> [Your goal]: Pick out each line below containing "fill".

********

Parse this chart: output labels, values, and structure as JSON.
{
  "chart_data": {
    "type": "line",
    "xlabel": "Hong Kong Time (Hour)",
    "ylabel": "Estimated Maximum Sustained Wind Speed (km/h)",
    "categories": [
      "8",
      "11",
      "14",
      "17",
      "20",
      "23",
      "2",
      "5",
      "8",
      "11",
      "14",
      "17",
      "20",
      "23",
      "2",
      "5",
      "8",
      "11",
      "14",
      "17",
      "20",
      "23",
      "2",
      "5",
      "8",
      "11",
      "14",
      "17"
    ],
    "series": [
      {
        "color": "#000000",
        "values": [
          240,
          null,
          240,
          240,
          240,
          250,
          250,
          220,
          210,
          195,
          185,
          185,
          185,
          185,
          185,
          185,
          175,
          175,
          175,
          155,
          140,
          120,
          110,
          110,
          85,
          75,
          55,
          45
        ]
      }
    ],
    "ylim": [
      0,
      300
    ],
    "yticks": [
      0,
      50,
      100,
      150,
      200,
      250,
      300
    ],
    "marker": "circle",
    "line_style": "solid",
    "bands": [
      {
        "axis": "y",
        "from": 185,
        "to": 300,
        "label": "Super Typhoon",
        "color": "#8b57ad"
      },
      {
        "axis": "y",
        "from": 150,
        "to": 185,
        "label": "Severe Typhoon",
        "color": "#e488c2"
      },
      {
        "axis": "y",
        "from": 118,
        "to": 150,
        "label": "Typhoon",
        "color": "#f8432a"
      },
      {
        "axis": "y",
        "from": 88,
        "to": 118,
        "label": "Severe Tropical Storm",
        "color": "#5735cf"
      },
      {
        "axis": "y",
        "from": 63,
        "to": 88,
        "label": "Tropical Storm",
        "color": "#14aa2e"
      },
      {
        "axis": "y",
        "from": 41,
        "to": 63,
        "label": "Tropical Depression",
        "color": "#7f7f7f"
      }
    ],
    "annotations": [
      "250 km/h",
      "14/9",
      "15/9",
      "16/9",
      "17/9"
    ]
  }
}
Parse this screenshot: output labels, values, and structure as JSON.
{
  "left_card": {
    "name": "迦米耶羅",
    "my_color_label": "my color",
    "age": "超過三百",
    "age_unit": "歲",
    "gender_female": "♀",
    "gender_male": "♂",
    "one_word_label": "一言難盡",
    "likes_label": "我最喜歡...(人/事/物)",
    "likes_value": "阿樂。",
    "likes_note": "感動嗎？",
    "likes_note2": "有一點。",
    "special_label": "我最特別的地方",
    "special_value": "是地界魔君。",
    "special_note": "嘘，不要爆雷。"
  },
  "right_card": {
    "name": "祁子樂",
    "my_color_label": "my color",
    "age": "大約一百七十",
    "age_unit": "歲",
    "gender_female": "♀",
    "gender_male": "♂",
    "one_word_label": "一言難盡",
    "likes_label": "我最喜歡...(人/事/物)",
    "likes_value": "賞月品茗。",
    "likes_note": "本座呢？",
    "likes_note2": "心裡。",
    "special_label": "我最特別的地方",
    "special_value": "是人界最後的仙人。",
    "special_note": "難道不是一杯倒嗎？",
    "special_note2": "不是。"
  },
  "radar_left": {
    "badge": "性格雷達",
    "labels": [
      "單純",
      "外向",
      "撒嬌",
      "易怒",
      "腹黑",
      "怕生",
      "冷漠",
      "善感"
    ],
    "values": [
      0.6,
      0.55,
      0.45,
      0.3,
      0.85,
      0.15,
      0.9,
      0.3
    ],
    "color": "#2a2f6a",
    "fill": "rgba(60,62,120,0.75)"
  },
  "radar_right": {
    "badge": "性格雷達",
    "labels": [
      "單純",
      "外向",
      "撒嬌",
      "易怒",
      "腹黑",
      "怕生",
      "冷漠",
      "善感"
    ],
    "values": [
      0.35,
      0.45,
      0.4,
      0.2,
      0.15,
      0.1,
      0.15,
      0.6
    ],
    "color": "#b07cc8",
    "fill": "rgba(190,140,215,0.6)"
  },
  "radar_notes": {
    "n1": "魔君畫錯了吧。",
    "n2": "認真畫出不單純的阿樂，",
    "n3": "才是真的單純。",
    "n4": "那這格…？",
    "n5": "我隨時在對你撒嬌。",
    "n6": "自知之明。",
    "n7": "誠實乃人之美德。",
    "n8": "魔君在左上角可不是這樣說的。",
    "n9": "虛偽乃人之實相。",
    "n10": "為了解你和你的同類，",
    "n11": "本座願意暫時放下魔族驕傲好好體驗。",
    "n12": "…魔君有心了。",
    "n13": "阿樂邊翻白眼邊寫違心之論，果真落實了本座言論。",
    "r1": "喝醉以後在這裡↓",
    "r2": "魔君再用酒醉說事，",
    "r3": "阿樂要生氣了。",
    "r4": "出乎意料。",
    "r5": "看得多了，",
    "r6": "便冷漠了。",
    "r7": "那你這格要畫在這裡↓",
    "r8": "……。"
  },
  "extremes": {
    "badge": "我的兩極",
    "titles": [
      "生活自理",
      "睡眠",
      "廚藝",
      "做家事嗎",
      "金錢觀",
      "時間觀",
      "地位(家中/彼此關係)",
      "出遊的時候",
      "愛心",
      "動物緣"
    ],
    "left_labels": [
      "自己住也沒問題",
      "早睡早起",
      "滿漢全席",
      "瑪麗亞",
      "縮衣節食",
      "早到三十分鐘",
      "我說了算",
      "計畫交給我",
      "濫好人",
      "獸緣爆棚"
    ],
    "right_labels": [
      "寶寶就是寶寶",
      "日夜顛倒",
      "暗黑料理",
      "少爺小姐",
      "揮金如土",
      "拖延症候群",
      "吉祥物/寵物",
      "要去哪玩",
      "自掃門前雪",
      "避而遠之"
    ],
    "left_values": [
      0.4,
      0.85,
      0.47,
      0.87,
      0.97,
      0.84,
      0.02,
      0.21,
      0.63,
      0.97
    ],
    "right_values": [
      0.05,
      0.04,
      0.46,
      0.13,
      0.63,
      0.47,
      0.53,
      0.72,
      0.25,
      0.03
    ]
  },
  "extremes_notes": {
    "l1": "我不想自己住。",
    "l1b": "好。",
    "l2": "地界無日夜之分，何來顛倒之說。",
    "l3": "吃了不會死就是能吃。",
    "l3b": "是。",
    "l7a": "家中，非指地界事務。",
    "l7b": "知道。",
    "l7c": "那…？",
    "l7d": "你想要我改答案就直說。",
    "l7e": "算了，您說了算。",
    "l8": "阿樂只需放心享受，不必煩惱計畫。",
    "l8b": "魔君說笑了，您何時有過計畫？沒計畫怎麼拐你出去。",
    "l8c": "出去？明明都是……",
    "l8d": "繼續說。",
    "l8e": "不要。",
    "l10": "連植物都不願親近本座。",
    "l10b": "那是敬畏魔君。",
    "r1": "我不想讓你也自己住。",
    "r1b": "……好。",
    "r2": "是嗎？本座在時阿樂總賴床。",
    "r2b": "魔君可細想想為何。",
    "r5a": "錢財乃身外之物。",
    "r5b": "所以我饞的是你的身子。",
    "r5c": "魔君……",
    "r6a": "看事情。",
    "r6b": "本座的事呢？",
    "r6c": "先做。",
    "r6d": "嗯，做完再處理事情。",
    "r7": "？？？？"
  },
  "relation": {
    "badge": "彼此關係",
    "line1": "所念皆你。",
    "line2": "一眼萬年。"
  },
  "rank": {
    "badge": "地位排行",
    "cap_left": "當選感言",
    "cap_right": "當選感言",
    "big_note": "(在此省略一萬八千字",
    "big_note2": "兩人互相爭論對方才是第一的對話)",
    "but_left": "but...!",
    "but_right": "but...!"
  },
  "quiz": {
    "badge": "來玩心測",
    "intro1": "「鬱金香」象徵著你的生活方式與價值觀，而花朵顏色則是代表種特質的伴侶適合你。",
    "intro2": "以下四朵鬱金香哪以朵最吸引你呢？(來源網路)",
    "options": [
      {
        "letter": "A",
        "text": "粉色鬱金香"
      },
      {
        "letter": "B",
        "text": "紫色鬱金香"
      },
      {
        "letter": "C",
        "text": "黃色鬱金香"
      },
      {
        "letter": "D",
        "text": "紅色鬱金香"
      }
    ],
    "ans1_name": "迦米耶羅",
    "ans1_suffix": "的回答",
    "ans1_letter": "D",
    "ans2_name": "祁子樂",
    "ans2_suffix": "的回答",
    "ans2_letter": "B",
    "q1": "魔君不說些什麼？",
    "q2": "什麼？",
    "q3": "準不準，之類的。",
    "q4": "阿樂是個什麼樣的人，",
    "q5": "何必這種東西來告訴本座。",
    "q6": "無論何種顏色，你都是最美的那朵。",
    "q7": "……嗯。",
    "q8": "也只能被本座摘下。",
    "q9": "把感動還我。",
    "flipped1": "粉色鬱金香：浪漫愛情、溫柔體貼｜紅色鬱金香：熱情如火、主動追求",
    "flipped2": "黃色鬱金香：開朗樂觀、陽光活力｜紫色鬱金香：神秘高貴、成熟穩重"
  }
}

********

> [Final answer]:
    "fill": "rgba(60,62,120,0.75)"
    "fill": "rgba(190,140,215,0.6)"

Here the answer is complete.